JOB: Leave out any picture and return the remaining listing below exactly as given.

(Records from a collection of figures)
++++++++

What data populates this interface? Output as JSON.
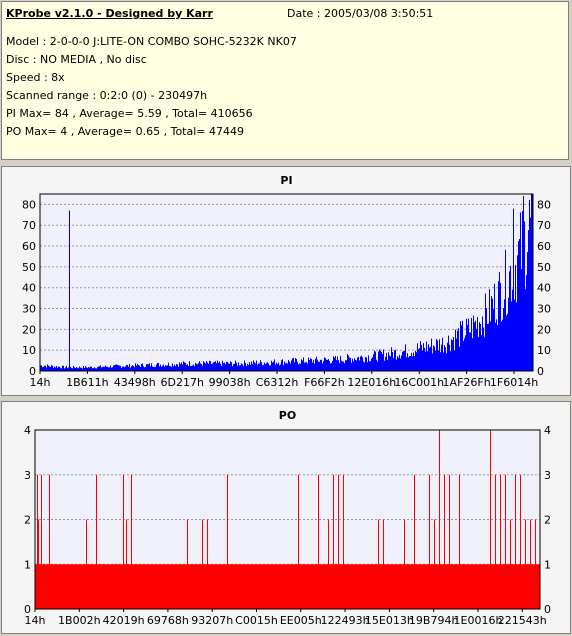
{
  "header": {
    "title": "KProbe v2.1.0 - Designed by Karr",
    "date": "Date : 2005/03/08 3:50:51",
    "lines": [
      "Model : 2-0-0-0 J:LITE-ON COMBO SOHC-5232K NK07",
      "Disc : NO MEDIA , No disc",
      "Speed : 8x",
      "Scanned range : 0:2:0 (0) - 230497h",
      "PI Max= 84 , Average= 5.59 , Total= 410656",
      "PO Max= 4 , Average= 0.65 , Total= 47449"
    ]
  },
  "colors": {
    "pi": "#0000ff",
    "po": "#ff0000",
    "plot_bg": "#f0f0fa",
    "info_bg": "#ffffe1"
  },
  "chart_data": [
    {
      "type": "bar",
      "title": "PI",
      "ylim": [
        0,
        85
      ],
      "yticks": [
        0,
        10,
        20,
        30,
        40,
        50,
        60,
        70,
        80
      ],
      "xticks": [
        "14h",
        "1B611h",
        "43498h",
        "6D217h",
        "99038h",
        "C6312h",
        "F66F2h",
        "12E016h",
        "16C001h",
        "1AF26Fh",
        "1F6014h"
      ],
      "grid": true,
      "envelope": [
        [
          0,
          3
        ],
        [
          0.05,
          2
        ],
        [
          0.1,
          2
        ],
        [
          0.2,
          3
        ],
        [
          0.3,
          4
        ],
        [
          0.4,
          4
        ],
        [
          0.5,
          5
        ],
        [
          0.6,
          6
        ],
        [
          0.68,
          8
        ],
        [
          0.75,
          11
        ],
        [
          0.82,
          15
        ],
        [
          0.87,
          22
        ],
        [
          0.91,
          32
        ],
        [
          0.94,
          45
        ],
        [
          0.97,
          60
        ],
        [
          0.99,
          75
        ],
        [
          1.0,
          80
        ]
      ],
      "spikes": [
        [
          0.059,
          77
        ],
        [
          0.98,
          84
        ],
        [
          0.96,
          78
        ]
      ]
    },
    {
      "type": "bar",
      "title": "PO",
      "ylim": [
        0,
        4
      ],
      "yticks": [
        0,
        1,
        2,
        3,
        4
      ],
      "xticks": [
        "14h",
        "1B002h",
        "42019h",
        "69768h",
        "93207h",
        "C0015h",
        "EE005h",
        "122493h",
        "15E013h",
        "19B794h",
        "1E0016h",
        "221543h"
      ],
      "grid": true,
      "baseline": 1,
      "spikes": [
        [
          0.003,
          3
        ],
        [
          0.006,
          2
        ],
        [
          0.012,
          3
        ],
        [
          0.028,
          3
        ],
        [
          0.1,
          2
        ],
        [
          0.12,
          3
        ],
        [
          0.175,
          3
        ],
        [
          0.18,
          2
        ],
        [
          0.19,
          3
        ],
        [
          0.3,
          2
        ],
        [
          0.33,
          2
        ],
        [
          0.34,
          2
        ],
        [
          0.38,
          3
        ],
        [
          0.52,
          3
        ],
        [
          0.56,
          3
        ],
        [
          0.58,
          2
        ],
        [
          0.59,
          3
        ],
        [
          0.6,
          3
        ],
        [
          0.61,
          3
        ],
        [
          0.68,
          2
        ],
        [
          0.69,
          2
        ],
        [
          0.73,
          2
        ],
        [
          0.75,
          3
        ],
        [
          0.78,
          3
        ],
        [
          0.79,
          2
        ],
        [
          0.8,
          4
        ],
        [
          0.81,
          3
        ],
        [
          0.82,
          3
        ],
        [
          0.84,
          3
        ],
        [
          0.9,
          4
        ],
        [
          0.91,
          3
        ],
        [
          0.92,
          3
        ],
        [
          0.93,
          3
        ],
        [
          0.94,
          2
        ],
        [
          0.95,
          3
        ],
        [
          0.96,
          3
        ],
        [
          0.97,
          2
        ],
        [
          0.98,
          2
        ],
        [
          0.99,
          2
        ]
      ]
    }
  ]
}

++++++++

OUTPUT:
What data populates this interface? Output as JSON.
{
  "header": {
    "title": "KProbe v2.1.0 - Designed by Karr",
    "date": "Date : 2005/03/08 3:50:51",
    "lines": [
      "Model : 2-0-0-0 J:LITE-ON COMBO SOHC-5232K NK07",
      "Disc : NO MEDIA , No disc",
      "Speed : 8x",
      "Scanned range : 0:2:0 (0) - 230497h",
      "PI Max= 84 , Average= 5.59 , Total= 410656",
      "PO Max= 4 , Average= 0.65 , Total= 47449"
    ]
  },
  "colors": {
    "pi": "#0000ff",
    "po": "#ff0000",
    "plot_bg": "#f0f0fa",
    "info_bg": "#ffffe1"
  },
  "chart_data": [
    {
      "type": "bar",
      "title": "PI",
      "ylim": [
        0,
        85
      ],
      "yticks": [
        0,
        10,
        20,
        30,
        40,
        50,
        60,
        70,
        80
      ],
      "xticks": [
        "14h",
        "1B611h",
        "43498h",
        "6D217h",
        "99038h",
        "C6312h",
        "F66F2h",
        "12E016h",
        "16C001h",
        "1AF26Fh",
        "1F6014h"
      ],
      "grid": true,
      "envelope": [
        [
          0,
          3
        ],
        [
          0.05,
          2
        ],
        [
          0.1,
          2
        ],
        [
          0.2,
          3
        ],
        [
          0.3,
          4
        ],
        [
          0.4,
          4
        ],
        [
          0.5,
          5
        ],
        [
          0.6,
          6
        ],
        [
          0.68,
          8
        ],
        [
          0.75,
          11
        ],
        [
          0.82,
          15
        ],
        [
          0.87,
          22
        ],
        [
          0.91,
          32
        ],
        [
          0.94,
          45
        ],
        [
          0.97,
          60
        ],
        [
          0.99,
          75
        ],
        [
          1.0,
          80
        ]
      ],
      "spikes": [
        [
          0.059,
          77
        ],
        [
          0.98,
          84
        ],
        [
          0.96,
          78
        ]
      ]
    },
    {
      "type": "bar",
      "title": "PO",
      "ylim": [
        0,
        4
      ],
      "yticks": [
        0,
        1,
        2,
        3,
        4
      ],
      "xticks": [
        "14h",
        "1B002h",
        "42019h",
        "69768h",
        "93207h",
        "C0015h",
        "EE005h",
        "122493h",
        "15E013h",
        "19B794h",
        "1E0016h",
        "221543h"
      ],
      "grid": true,
      "baseline": 1,
      "spikes": [
        [
          0.003,
          3
        ],
        [
          0.006,
          2
        ],
        [
          0.012,
          3
        ],
        [
          0.028,
          3
        ],
        [
          0.1,
          2
        ],
        [
          0.12,
          3
        ],
        [
          0.175,
          3
        ],
        [
          0.18,
          2
        ],
        [
          0.19,
          3
        ],
        [
          0.3,
          2
        ],
        [
          0.33,
          2
        ],
        [
          0.34,
          2
        ],
        [
          0.38,
          3
        ],
        [
          0.52,
          3
        ],
        [
          0.56,
          3
        ],
        [
          0.58,
          2
        ],
        [
          0.59,
          3
        ],
        [
          0.6,
          3
        ],
        [
          0.61,
          3
        ],
        [
          0.68,
          2
        ],
        [
          0.69,
          2
        ],
        [
          0.73,
          2
        ],
        [
          0.75,
          3
        ],
        [
          0.78,
          3
        ],
        [
          0.79,
          2
        ],
        [
          0.8,
          4
        ],
        [
          0.81,
          3
        ],
        [
          0.82,
          3
        ],
        [
          0.84,
          3
        ],
        [
          0.9,
          4
        ],
        [
          0.91,
          3
        ],
        [
          0.92,
          3
        ],
        [
          0.93,
          3
        ],
        [
          0.94,
          2
        ],
        [
          0.95,
          3
        ],
        [
          0.96,
          3
        ],
        [
          0.97,
          2
        ],
        [
          0.98,
          2
        ],
        [
          0.99,
          2
        ]
      ]
    }
  ]
}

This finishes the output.